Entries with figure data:
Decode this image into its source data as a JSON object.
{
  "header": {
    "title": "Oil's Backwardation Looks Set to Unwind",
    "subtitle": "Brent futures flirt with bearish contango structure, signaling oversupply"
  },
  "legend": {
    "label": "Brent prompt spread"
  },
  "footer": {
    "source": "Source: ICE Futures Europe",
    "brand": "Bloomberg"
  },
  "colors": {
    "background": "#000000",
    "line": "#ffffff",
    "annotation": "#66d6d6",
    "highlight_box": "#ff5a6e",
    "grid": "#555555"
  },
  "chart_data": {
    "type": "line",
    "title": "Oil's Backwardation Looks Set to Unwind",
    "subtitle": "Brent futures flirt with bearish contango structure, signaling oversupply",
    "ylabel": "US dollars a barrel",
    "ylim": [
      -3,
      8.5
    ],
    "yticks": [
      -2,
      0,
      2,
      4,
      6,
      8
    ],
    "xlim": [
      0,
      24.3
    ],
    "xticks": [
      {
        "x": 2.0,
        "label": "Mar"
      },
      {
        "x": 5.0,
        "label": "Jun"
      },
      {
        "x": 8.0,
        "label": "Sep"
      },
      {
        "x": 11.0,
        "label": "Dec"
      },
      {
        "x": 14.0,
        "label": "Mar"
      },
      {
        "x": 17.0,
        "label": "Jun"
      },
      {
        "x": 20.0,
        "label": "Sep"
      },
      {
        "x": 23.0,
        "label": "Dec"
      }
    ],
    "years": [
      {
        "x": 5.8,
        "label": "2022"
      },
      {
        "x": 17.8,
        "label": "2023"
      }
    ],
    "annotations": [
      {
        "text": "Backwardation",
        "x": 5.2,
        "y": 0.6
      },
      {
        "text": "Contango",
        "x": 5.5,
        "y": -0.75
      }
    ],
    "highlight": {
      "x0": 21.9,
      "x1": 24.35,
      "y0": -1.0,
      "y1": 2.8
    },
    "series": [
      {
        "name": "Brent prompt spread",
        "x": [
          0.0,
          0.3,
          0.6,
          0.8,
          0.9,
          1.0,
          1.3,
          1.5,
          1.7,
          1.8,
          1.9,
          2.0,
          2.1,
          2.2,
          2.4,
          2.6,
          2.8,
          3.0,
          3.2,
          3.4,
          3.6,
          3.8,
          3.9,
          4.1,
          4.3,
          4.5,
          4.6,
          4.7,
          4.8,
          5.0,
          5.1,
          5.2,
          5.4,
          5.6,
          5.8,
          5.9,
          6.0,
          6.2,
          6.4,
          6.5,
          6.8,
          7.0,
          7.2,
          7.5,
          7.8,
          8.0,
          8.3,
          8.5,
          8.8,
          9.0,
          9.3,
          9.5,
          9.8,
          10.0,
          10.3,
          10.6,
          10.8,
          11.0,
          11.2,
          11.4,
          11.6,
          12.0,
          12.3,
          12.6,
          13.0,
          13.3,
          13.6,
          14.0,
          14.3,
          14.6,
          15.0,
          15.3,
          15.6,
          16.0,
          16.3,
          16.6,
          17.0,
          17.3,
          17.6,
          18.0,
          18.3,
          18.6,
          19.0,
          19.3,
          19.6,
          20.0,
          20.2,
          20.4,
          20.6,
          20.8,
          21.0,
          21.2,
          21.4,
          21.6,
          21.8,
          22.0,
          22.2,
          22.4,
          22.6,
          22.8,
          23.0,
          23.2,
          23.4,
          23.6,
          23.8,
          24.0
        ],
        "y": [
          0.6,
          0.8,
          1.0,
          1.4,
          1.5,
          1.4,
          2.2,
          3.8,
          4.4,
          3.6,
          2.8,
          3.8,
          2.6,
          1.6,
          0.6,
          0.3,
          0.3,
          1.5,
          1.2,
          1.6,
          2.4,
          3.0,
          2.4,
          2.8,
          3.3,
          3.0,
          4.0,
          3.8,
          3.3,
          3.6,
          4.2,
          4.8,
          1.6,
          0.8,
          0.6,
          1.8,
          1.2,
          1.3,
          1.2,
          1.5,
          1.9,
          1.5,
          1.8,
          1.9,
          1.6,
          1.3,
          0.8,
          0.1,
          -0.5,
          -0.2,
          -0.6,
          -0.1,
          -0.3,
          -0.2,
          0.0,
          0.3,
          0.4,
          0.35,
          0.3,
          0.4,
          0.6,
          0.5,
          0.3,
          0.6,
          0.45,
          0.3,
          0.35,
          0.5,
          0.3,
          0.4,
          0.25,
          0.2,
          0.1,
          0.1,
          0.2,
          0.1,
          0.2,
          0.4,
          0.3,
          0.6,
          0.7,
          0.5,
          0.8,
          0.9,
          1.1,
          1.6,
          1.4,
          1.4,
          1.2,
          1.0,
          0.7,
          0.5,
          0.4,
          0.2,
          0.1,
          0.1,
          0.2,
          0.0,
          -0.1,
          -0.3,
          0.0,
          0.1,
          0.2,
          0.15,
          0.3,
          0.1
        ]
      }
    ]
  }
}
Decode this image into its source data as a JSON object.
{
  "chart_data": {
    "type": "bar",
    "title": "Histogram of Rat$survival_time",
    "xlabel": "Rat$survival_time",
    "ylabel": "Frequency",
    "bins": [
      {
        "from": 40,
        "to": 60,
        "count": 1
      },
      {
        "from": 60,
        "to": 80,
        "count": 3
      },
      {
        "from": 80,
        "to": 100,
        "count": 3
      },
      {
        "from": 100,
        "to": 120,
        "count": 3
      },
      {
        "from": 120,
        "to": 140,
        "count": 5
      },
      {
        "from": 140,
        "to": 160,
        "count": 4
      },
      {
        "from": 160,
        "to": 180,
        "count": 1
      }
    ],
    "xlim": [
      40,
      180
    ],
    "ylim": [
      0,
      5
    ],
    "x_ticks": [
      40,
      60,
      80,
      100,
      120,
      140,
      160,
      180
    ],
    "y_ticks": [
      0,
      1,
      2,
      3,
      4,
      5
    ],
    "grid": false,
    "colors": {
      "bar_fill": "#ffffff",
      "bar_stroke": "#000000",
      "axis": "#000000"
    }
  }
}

Problem> Look through the records and count each line that holds "flirt". Write only the total.

Final result> 2